Requirement
In the data below, locate each line with the word "citicsf" and list it.

Information shown
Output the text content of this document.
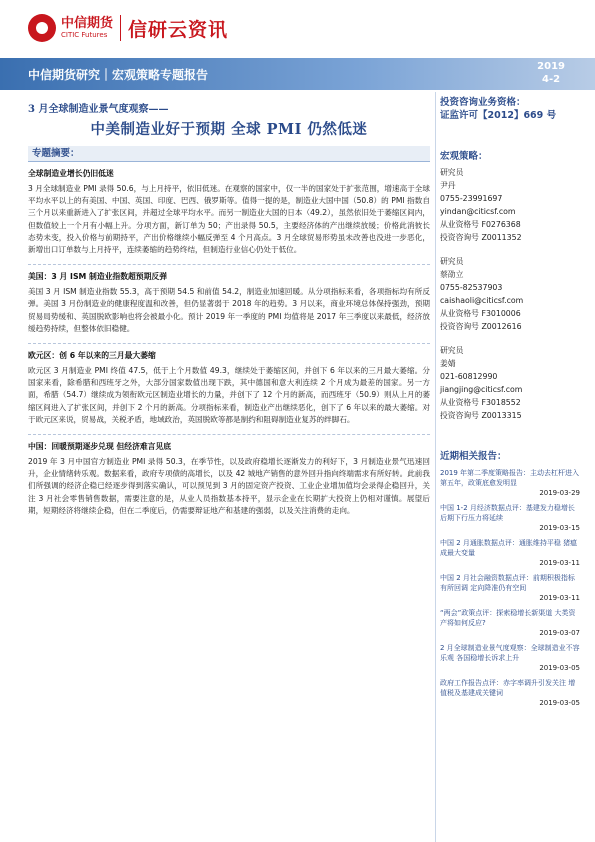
中信期货
CITIC Futures 信研云资讯
中信期货研究｜宏观策略专题报告
2019
4-2
3 月全球制造业景气度观察——
中美制造业好于预期 全球 PMI 仍然低迷
专题摘要：
全球制造业增长仍旧低迷
3 月全球制造业 PMI 录得 50.6，与上月持平，依旧低迷。在观察的国家中，仅一半的国家处于扩张范围，增速高于全球平均水平以上的有美国、中国、英国、印度、巴西、俄罗斯等。值得一提的是，制造业大国中国（50.8）的 PMI 指数自三个月以来重新进入了扩张区间，并超过全球平均水平。而另一制造业大国的日本（49.2），虽然依旧处于萎缩区间内，但数值较上一个月有小幅上升。分项方面，新订单为 50；产出录得 50.5，主要经济体的产出继续放缓；价格此消彼长态势未变，投入价格与前期持平，产出价格继续小幅反弹至 4 个月高点。3 月全球贸易形势虽未改善也没进一步恶化，新增出口订单数与上月持平，连续萎缩的趋势终结，但制造行业信心仍处于低位。
美国：3 月 ISM 制造业指数超预期反弹
美国 3 月 ISM 制造业指数 55.3，高于预期 54.5 和前值 54.2，制造业加速回暖。从分项指标来看，各项指标均有所反弹。美国 3 月份制造业的健康程度温和改善，但仍显著弱于 2018 年的趋势。3 月以来，商业环境总体保持强劲，预期贸易局势缓和、英国脱欧影响也将会被最小化。预计 2019 年一季度的 PMI 均值将是 2017 年三季度以来最低，经济放缓趋势持续，但整体依旧稳健。
欧元区：创 6 年以来的三月最大萎缩
欧元区 3 月制造业 PMI 终值 47.5，低于上个月数值 49.3，继续处于萎缩区间，并创下 6 年以来的三月最大萎缩。分国家来看，除希腊和西班牙之外，大部分国家数值出现下跌，其中德国和意大利连续 2 个月成为最差的国家。另一方面，希腊（54.7）继续成为领衔欧元区制造业增长的力量，并创下了 12 个月的新高，而西班牙（50.9）则从上月的萎缩区间进入了扩张区间，并创下 2 个月的新高。分项指标来看，制造业产出继续恶化，创下了 6 年以来的最大萎缩。对于欧元区来说，贸易战，关税矛盾，地域政治，英国脱欧等都是制约和阻碍制造业复苏的绊脚石。
中国：回暖预期逐步兑现 但经济难言见底
2019 年 3 月中国官方制造业 PMI 录得 50.3，在季节性，以及政府稳增长逐渐发力的利好下，3 月制造业景气迅速回升，企业情绪转乐观。数据来看，政府专项债的高增长，以及 42 城地产销售的意外回升指向终端需求有所好转。此前我们所强调的经济企稳已经逐步得到落实确认，可以预见到 3 月的固定资产投资、工业企业增加值均会录得企稳回升，关注 3 月社会零售销售数据，需要注意的是，从业人员指数基本持平，显示企业在长期扩大投资上仍相对谨慎。展望后期，短期经济将继续企稳，但在二季度后，仍需要辩证地产和基建的强弱，以及关注消费的走向。
投资咨询业务资格：
证监许可【2012】669 号
宏观策略：
研究员
尹丹
0755-23991697
yindan@citicsf.com
从业资格号 F0276368
投资咨询号 Z0011352
研究员
蔡劭立
0755-82537903
caishaoli@citicsf.com
从业资格号 F3010006
投资咨询号 Z0012616
研究员
姜婧
021-60812990
jiangjing@citicsf.com
从业资格号 F3018552
投资咨询号 Z0013315
近期相关报告：
2019 年第二季度策略报告：主动去杠杆进入第五年，政策底愈发明显
2019-03-29
中国 1-2 月经济数据点评：基建发力稳增长 后期下行压力将延续
2019-03-15
中国 2 月通胀数据点评：通胀维持平稳 猪瘟成最大变量
2019-03-11
中国 2 月社会融资数据点评：前期积极指标有所回调 定向降准仍有空间
2019-03-11
“两会”政策点评：探索稳增长新渠道 大类资产将如何反应?
2019-03-07
2 月全球制造业景气度观察：全球制造业不容乐观 各国稳增长诉求上升
2019-03-05
政府工作报告点评：赤字率调升引发关注 增值税及基建成关键词
2019-03-05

Solution for this exercise
yindan@citicsf.com
caishaoli@citicsf.com
jiangjing@citicsf.com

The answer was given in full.